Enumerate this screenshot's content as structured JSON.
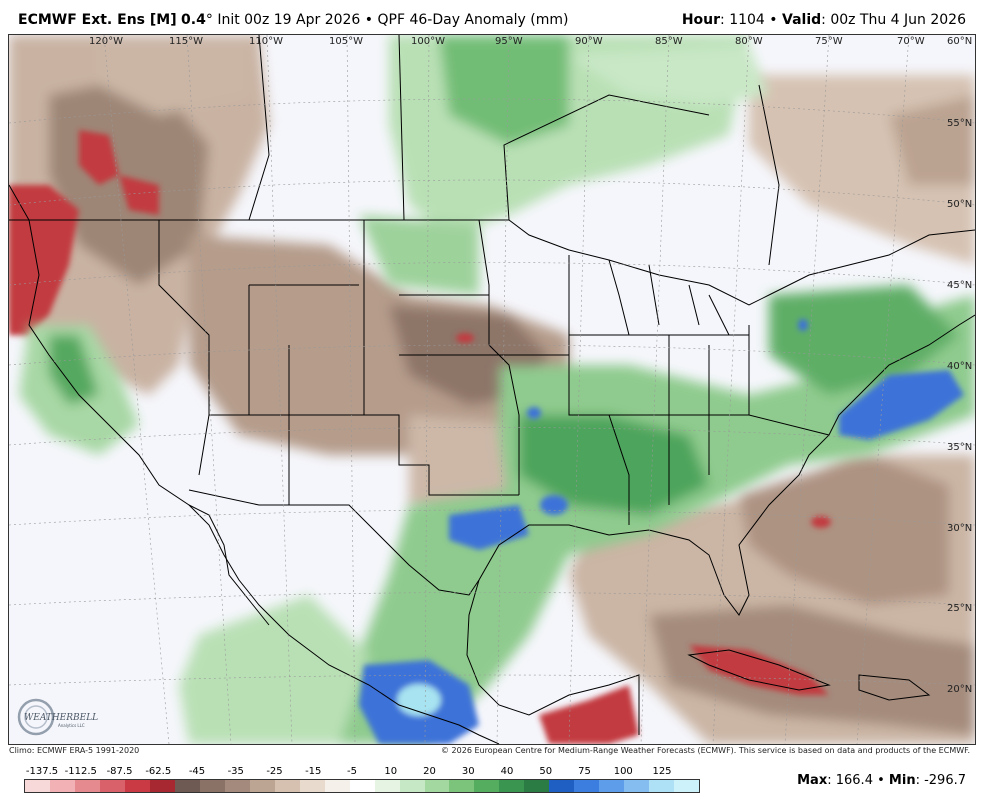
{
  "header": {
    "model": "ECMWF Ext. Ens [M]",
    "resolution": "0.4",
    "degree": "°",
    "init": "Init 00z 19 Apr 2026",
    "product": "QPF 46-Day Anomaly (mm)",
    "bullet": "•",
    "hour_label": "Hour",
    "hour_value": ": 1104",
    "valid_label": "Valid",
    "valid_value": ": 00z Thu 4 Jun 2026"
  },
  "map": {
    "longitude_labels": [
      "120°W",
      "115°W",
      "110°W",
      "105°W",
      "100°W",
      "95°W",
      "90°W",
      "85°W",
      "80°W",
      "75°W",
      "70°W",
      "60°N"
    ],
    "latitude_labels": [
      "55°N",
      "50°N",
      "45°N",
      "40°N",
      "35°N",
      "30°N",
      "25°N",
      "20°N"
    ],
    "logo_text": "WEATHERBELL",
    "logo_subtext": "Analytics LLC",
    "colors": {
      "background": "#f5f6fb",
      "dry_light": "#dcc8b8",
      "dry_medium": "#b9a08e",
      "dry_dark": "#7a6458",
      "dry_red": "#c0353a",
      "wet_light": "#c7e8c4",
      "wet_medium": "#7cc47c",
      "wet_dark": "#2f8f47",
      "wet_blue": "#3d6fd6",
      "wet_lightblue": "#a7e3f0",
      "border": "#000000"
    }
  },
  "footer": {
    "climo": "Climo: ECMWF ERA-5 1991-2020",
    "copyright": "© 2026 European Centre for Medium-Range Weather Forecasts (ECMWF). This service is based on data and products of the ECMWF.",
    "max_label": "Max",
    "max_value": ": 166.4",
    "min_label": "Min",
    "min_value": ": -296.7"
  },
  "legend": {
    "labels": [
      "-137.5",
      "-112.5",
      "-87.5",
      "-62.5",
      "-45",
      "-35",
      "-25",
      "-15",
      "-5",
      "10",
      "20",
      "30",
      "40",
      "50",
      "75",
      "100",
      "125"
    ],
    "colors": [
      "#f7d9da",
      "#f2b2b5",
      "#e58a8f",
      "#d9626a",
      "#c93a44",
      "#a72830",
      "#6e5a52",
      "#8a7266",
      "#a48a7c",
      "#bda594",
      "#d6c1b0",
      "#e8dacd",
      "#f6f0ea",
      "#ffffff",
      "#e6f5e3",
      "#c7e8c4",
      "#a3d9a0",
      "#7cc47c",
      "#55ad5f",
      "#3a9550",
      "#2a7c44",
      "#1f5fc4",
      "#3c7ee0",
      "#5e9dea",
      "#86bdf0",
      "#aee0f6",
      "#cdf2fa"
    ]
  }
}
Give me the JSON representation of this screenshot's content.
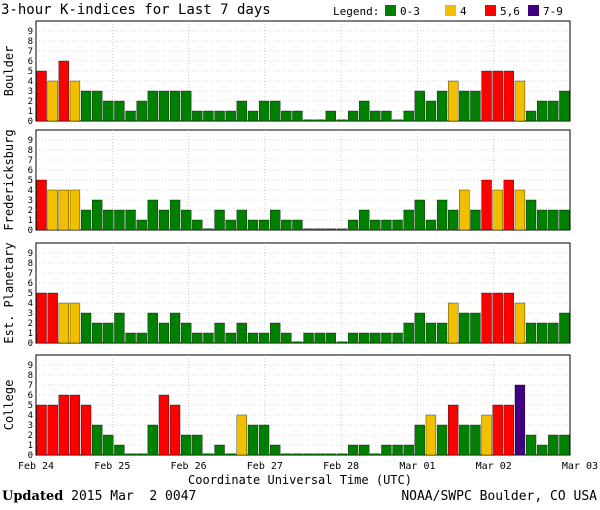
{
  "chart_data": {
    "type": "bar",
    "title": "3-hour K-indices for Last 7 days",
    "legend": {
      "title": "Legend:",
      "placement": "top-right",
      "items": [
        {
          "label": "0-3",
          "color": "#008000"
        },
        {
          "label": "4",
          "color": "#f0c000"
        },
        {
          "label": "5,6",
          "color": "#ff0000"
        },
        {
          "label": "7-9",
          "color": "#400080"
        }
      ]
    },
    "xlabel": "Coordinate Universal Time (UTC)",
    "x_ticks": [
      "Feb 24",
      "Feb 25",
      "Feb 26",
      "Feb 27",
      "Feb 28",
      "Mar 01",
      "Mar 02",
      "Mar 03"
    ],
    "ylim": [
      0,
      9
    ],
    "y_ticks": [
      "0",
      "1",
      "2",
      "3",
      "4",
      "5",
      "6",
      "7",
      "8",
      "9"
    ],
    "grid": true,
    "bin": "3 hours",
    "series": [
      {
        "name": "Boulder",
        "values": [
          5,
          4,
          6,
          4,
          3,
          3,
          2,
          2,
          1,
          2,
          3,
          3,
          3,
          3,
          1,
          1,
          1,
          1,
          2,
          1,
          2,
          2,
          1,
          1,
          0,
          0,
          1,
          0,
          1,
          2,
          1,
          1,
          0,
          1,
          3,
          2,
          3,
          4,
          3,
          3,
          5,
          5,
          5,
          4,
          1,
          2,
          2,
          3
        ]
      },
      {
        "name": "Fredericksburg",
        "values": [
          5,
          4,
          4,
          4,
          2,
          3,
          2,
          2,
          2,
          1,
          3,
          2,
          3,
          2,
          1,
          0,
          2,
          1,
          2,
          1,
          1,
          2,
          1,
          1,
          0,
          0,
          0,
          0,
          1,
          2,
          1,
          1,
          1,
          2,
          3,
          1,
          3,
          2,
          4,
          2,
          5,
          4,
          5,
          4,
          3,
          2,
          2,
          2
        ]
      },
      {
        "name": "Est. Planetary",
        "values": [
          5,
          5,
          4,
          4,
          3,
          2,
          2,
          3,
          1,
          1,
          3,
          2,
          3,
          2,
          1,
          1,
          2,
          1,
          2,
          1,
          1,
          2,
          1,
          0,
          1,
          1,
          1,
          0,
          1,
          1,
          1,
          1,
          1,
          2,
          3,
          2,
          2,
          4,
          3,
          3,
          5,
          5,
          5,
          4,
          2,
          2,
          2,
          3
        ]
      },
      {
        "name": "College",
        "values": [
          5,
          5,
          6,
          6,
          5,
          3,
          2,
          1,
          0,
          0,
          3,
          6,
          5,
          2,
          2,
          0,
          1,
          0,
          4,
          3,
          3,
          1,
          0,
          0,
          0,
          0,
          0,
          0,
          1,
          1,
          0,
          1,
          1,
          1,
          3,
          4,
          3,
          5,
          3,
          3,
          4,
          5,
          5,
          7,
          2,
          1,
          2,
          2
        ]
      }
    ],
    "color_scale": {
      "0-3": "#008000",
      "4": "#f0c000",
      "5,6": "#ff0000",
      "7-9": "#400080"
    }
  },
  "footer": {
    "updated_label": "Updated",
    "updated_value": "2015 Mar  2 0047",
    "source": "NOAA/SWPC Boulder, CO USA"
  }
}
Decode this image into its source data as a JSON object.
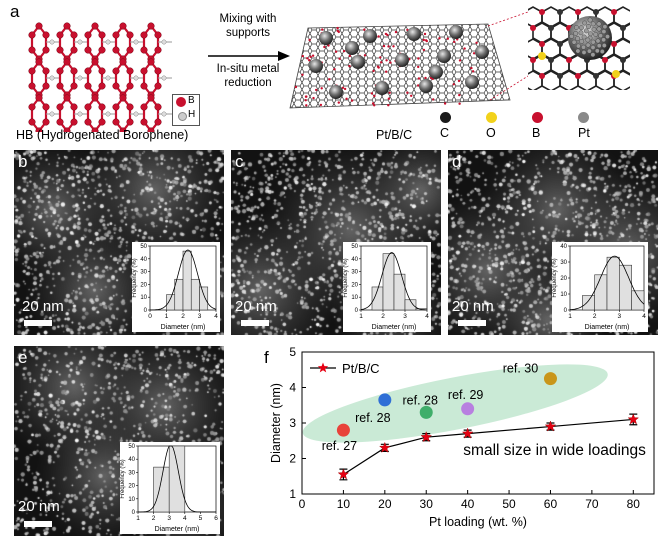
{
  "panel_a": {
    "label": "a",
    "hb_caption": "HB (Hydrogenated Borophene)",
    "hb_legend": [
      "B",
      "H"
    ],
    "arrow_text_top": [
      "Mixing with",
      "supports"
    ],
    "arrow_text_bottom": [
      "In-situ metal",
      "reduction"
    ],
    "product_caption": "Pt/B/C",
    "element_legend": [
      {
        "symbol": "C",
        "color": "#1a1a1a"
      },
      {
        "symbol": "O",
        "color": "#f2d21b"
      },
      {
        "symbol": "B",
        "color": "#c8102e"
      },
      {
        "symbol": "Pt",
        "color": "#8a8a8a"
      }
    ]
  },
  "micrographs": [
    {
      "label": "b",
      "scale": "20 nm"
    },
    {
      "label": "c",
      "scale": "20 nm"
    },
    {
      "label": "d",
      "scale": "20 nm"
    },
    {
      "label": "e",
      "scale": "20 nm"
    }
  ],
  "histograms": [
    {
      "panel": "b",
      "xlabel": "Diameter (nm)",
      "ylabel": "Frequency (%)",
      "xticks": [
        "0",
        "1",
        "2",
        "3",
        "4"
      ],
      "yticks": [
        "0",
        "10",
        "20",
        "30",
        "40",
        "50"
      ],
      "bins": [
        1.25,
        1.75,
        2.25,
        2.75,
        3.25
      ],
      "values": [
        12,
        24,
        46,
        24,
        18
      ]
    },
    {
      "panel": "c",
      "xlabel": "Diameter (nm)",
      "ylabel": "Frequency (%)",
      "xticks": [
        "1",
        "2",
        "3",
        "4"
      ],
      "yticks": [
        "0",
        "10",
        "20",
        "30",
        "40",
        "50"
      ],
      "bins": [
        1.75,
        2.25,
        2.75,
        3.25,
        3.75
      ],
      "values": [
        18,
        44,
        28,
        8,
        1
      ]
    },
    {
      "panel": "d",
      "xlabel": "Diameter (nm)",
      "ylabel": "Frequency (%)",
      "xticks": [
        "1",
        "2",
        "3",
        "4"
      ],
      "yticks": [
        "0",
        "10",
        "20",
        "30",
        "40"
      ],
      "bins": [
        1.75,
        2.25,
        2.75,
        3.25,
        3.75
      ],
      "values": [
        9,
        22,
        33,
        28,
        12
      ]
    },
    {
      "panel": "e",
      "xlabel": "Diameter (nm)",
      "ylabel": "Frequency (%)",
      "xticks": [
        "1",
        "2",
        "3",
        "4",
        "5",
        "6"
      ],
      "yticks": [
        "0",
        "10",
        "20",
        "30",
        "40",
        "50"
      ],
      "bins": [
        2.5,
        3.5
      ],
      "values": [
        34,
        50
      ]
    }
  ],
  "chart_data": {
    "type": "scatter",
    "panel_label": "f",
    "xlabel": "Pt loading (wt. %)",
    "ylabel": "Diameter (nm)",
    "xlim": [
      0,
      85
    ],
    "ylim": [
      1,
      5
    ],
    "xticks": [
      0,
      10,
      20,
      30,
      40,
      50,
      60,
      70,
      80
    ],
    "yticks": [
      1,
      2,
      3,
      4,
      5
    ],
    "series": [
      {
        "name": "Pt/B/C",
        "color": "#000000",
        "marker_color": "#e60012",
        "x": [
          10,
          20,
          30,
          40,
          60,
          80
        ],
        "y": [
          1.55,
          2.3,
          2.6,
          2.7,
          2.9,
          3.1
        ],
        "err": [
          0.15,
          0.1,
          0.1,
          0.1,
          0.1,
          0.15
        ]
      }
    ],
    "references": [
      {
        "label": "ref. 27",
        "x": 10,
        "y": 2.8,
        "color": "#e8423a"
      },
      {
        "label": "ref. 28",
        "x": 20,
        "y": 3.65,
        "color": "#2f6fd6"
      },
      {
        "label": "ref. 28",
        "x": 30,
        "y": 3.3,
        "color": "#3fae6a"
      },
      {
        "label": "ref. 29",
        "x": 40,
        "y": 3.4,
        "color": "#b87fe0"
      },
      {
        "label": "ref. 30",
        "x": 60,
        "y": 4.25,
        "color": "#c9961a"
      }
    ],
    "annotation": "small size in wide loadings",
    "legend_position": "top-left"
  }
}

PROBLEM STATEMENT >>
Examine the records and pull out every line where the string "name" occurs.

PROBLEM SOLUTION >>
        "name": "Boulder",
        "name": "Fredericksburg",
        "name": "Est. Planetary",
        "name": "College",
        "name": "Pt/B/C",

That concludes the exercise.